* **Task directions**
Here are some records; copy every line that holds the word "HeapOOMTest".

* **Input for this task**
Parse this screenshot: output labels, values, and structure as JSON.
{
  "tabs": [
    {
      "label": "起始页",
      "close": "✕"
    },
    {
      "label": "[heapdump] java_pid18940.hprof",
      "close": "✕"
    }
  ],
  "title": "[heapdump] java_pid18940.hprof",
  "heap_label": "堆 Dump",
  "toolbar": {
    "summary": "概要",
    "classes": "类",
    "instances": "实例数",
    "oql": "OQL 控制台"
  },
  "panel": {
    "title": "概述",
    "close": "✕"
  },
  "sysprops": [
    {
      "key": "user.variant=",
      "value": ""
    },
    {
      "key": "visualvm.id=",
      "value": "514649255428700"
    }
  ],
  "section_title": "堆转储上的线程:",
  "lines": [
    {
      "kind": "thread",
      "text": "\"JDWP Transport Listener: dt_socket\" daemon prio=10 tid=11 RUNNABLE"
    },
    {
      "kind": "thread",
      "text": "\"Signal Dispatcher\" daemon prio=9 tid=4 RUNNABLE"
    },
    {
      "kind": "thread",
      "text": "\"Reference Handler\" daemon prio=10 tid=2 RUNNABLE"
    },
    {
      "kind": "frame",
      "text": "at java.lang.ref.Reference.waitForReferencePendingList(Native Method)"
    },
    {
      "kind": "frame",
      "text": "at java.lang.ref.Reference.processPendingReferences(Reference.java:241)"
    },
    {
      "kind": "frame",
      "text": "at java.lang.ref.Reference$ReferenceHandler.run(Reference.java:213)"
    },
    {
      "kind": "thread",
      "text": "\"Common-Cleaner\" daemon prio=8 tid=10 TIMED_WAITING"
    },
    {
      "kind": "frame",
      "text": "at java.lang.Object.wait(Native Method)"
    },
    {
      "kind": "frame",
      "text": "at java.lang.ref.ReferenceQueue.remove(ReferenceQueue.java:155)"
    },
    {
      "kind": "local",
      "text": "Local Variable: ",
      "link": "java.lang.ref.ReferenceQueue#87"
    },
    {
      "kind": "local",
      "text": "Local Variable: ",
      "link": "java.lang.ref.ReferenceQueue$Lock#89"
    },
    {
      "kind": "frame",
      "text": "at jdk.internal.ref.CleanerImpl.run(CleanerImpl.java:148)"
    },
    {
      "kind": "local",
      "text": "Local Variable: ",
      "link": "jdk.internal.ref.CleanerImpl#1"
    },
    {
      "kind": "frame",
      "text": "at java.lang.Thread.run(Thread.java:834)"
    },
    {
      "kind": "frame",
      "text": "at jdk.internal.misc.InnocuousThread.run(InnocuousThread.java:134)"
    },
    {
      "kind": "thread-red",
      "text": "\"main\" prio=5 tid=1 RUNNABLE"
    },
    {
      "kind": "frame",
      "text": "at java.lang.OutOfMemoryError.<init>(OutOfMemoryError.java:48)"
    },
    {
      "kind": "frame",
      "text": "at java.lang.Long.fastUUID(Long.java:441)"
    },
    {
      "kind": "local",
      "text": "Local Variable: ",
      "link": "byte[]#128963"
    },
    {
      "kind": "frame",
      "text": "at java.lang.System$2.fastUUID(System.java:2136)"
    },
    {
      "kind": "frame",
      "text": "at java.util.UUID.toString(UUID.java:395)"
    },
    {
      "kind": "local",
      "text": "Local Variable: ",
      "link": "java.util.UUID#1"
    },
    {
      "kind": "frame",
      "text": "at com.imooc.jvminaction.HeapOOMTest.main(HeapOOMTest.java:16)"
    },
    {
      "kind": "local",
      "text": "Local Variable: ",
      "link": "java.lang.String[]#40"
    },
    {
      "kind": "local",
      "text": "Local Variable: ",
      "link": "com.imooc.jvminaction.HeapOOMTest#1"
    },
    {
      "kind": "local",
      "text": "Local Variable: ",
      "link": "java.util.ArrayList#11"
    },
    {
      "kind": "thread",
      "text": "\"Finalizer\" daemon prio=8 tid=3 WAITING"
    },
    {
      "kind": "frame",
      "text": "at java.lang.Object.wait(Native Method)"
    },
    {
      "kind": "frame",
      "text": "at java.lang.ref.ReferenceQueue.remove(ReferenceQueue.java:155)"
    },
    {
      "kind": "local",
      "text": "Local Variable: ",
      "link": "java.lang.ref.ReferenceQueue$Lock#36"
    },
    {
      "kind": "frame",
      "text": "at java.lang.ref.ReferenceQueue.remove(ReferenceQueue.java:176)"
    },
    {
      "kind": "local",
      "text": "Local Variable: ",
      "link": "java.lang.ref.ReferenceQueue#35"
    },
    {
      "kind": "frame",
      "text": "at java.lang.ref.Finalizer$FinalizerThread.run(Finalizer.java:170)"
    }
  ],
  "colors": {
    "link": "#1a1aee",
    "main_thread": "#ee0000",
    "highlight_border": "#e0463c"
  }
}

* **Task answer**
      "text": "at com.imooc.jvminaction.HeapOOMTest.main(HeapOOMTest.java:16)"
      "link": "com.imooc.jvminaction.HeapOOMTest#1"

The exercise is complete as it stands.